_SOURCE RECORDS_.
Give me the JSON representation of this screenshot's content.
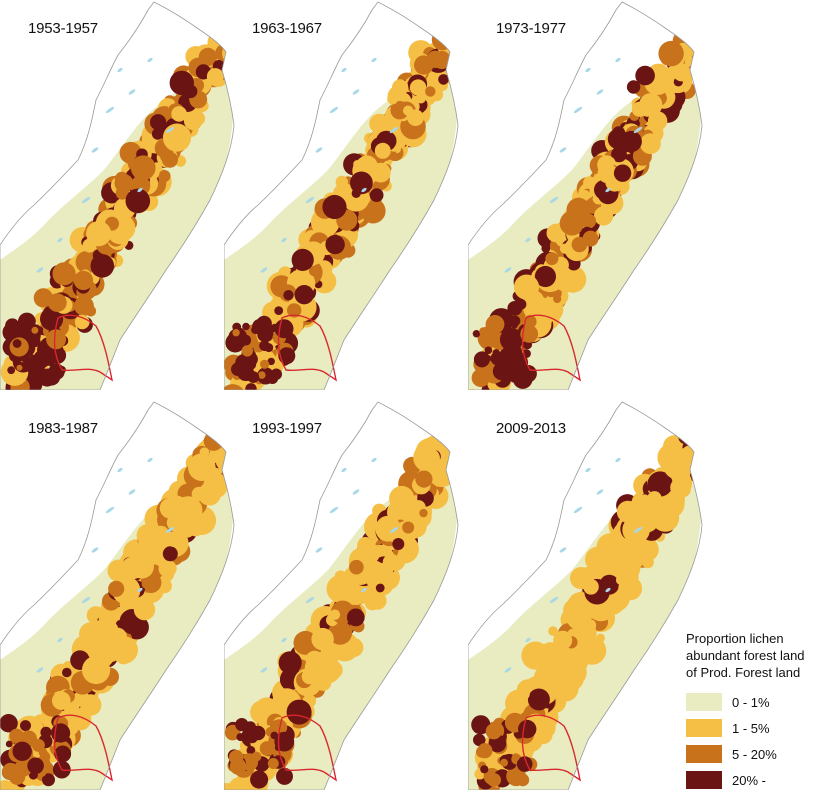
{
  "panels": [
    {
      "label": "1953-1957",
      "density": 1.0
    },
    {
      "label": "1963-1967",
      "density": 0.85
    },
    {
      "label": "1973-1977",
      "density": 0.9
    },
    {
      "label": "1983-1987",
      "density": 0.55
    },
    {
      "label": "1993-1997",
      "density": 0.45
    },
    {
      "label": "2009-2013",
      "density": 0.3
    }
  ],
  "legend": {
    "title_lines": [
      "Proportion lichen",
      "abundant forest land",
      "of Prod. Forest land"
    ],
    "items": [
      {
        "label": "0 - 1%",
        "color": "#e8ecc0"
      },
      {
        "label": "1 - 5%",
        "color": "#f5bf45"
      },
      {
        "label": "5 - 20%",
        "color": "#c8731c"
      },
      {
        "label": "20% -",
        "color": "#6b1414"
      }
    ]
  },
  "colors": {
    "outline": "#9a9a9a",
    "lakes": "#a8d8e8",
    "boundary": "#d8282e"
  }
}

_STATED PROBLEM_. An exact transcription of all the entries is required, without the pictures.

_SOLUTION TO THIS EXERCISE_.
Give me the JSON representation of this screenshot's content.
{
  "panels": [
    {
      "label": "1953-1957",
      "density": 1.0
    },
    {
      "label": "1963-1967",
      "density": 0.85
    },
    {
      "label": "1973-1977",
      "density": 0.9
    },
    {
      "label": "1983-1987",
      "density": 0.55
    },
    {
      "label": "1993-1997",
      "density": 0.45
    },
    {
      "label": "2009-2013",
      "density": 0.3
    }
  ],
  "legend": {
    "title_lines": [
      "Proportion lichen",
      "abundant forest land",
      "of Prod. Forest land"
    ],
    "items": [
      {
        "label": "0 - 1%",
        "color": "#e8ecc0"
      },
      {
        "label": "1 - 5%",
        "color": "#f5bf45"
      },
      {
        "label": "5 - 20%",
        "color": "#c8731c"
      },
      {
        "label": "20% -",
        "color": "#6b1414"
      }
    ]
  },
  "colors": {
    "outline": "#9a9a9a",
    "lakes": "#a8d8e8",
    "boundary": "#d8282e"
  }
}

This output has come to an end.